→ **Exercise prompt**
Take every line from the listing below that includes "augmented" and copy it.

++++ Extracted records

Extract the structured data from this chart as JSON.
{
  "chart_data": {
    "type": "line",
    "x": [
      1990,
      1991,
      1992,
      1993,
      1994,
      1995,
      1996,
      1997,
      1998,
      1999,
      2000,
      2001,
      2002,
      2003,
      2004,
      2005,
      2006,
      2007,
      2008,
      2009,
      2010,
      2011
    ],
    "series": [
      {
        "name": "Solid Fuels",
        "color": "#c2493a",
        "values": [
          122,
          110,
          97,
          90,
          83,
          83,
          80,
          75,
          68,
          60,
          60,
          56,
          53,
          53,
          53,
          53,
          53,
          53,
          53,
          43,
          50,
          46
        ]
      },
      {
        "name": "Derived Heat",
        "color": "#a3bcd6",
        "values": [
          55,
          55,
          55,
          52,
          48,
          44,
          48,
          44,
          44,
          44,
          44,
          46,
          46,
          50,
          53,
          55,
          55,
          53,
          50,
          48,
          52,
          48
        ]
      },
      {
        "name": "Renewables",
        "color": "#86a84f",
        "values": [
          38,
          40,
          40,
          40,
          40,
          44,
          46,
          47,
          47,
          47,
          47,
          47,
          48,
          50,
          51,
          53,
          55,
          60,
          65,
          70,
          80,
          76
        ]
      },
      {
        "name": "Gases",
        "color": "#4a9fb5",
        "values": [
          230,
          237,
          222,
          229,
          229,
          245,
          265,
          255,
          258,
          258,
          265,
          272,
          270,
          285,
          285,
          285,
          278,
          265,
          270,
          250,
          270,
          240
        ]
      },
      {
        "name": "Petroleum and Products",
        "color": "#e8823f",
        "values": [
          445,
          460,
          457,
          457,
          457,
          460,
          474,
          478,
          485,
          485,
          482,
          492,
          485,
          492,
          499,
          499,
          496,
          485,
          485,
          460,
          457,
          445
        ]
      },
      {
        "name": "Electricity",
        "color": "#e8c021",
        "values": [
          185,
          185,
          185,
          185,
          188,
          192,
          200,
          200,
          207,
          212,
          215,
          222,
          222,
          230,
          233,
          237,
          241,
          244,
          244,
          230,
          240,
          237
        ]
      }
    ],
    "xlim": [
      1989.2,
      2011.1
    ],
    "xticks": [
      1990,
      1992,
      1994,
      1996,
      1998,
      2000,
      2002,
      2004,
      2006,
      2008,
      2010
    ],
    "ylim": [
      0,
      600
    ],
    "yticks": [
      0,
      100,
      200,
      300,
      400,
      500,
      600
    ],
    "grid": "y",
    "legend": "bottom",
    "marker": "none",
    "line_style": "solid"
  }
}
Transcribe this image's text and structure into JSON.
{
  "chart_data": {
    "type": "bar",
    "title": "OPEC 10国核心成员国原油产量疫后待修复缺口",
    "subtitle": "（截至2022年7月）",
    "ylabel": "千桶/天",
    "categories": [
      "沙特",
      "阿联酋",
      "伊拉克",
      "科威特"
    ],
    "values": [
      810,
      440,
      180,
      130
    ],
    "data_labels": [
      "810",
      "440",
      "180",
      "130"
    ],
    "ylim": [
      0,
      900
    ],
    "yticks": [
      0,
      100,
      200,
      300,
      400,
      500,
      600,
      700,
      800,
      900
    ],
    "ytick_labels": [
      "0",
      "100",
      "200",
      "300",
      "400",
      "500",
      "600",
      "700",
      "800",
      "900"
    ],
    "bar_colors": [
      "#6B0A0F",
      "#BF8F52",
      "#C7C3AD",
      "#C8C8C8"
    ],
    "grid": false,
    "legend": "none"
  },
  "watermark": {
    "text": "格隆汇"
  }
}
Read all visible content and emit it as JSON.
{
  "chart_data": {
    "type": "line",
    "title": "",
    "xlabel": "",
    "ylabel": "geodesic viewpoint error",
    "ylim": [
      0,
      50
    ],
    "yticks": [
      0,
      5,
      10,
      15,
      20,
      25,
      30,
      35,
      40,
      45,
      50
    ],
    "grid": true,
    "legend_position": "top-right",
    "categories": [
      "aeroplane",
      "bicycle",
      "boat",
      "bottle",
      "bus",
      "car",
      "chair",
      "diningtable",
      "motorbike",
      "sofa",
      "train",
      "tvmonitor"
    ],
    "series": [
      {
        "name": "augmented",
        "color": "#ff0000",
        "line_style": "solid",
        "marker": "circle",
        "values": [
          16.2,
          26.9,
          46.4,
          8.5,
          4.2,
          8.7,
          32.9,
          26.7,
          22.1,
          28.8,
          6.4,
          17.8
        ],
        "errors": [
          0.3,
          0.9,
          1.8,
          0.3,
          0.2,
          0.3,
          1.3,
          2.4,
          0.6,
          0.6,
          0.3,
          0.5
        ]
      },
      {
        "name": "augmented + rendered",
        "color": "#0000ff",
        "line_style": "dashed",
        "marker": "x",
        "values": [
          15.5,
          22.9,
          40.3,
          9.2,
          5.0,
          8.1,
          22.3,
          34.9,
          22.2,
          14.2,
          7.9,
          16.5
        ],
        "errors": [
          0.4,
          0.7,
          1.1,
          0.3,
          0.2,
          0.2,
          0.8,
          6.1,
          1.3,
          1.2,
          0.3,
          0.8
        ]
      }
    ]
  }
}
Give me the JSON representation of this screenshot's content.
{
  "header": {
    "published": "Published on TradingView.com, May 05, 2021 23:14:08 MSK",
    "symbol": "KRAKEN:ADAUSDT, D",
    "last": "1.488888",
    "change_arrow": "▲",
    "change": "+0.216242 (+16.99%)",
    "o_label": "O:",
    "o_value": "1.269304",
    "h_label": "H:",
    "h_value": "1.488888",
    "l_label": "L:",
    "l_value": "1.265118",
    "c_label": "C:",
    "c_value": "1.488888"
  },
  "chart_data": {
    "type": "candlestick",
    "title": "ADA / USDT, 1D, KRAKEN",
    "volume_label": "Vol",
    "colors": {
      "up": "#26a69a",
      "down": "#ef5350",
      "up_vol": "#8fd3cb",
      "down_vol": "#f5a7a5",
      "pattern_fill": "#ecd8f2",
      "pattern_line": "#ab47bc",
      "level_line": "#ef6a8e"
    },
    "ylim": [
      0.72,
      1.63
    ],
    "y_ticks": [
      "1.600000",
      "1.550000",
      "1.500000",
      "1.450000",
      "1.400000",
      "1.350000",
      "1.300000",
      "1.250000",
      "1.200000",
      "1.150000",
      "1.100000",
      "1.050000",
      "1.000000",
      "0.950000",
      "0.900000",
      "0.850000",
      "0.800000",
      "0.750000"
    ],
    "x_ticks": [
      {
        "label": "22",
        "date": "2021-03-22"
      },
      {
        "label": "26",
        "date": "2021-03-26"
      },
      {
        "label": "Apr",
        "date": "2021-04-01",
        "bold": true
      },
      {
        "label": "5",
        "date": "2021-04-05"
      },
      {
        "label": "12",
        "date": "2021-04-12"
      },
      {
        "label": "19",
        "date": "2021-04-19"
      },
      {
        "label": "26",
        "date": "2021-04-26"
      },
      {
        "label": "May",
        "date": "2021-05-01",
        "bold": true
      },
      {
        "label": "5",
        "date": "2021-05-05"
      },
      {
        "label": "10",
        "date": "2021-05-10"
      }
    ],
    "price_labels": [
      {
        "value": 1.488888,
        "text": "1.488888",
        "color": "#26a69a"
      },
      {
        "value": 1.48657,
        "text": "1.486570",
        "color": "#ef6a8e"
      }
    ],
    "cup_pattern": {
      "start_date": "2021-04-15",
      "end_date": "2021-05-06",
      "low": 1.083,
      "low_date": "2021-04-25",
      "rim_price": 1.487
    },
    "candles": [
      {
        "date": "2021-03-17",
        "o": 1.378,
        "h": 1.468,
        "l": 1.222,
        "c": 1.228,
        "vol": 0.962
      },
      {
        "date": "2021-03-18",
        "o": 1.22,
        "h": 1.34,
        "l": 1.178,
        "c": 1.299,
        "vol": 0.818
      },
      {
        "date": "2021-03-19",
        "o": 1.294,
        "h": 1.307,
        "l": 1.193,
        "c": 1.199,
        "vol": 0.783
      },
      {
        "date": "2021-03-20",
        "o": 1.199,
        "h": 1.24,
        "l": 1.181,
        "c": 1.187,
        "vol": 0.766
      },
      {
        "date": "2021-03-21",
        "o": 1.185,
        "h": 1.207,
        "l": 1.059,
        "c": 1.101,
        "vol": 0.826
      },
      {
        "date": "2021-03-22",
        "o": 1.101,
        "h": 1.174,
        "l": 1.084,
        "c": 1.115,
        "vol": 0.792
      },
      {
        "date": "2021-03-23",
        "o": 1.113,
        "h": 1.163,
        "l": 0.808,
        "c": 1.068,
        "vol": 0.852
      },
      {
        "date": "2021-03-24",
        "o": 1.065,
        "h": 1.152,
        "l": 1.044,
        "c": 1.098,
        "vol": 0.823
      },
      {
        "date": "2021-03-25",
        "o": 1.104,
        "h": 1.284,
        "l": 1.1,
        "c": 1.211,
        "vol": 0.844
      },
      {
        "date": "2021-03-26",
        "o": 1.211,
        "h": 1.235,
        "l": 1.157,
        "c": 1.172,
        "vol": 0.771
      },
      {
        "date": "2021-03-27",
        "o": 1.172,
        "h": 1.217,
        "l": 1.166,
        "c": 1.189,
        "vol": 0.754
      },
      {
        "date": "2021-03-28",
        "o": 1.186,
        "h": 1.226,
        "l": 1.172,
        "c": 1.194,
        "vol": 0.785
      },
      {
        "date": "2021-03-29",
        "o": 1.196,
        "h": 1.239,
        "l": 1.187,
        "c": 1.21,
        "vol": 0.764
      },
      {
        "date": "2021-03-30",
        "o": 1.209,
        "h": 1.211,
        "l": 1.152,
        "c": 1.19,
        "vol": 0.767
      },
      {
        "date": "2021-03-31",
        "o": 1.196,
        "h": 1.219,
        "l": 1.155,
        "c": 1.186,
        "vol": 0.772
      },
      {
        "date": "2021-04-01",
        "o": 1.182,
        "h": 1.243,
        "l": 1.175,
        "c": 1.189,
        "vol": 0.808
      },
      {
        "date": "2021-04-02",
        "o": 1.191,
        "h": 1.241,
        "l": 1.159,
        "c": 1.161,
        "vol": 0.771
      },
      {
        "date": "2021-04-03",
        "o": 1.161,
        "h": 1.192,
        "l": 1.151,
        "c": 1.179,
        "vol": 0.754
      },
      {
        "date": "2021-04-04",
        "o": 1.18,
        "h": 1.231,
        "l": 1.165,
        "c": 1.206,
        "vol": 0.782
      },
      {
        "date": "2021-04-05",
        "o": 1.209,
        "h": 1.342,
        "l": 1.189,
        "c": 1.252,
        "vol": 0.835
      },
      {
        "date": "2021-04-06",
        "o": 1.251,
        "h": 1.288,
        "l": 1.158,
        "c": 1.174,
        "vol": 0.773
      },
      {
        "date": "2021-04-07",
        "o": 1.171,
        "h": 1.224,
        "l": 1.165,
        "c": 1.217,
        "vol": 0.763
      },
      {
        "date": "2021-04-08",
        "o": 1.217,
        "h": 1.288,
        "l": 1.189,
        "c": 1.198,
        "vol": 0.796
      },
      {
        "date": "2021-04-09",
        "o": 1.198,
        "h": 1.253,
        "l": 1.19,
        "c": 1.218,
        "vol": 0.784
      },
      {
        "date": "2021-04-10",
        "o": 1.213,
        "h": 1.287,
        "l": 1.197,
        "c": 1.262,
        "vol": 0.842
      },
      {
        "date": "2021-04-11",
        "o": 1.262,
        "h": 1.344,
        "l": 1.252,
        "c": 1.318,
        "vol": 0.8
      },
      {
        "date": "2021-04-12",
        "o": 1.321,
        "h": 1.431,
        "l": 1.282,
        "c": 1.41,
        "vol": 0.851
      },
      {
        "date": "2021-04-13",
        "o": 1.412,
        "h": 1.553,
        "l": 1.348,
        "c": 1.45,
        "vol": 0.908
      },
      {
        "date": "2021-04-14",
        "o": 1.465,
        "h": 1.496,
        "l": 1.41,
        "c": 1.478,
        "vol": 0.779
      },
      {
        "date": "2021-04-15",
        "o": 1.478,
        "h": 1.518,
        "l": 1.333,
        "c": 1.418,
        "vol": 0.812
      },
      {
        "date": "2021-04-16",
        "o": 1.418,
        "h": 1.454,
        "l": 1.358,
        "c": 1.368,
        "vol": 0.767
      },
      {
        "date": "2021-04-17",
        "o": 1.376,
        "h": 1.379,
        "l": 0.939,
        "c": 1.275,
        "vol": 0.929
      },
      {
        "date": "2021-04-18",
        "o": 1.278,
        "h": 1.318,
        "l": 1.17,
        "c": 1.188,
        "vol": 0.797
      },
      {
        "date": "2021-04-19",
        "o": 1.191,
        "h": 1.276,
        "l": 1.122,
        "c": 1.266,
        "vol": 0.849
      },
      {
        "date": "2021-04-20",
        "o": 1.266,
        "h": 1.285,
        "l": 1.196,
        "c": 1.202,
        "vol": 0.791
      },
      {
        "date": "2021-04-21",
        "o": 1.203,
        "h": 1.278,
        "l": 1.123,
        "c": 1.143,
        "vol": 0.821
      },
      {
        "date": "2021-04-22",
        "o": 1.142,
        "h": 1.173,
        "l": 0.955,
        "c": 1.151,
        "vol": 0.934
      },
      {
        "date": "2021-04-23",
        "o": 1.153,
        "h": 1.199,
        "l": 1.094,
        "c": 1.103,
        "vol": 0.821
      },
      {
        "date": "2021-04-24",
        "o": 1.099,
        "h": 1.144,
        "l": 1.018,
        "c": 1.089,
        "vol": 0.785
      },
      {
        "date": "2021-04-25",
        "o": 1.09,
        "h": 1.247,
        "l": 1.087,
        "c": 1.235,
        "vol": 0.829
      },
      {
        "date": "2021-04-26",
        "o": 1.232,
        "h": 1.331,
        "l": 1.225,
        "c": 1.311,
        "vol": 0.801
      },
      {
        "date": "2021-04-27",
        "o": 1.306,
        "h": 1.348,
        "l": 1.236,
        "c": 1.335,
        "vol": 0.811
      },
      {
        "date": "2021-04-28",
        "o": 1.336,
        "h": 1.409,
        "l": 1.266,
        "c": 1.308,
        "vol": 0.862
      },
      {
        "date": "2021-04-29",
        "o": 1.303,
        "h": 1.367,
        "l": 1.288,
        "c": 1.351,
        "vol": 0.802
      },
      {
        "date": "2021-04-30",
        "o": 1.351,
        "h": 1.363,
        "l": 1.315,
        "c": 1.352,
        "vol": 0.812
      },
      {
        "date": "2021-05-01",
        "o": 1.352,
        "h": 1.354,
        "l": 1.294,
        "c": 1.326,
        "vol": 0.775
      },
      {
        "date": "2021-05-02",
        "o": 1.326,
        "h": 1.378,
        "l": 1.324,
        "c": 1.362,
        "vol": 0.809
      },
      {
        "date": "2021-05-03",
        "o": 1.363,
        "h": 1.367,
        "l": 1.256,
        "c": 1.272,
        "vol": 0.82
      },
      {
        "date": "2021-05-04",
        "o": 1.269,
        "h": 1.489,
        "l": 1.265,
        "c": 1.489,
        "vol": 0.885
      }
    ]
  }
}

++++++++

→ **Full response**
        "name": "augmented",
        "name": "augmented + rendered",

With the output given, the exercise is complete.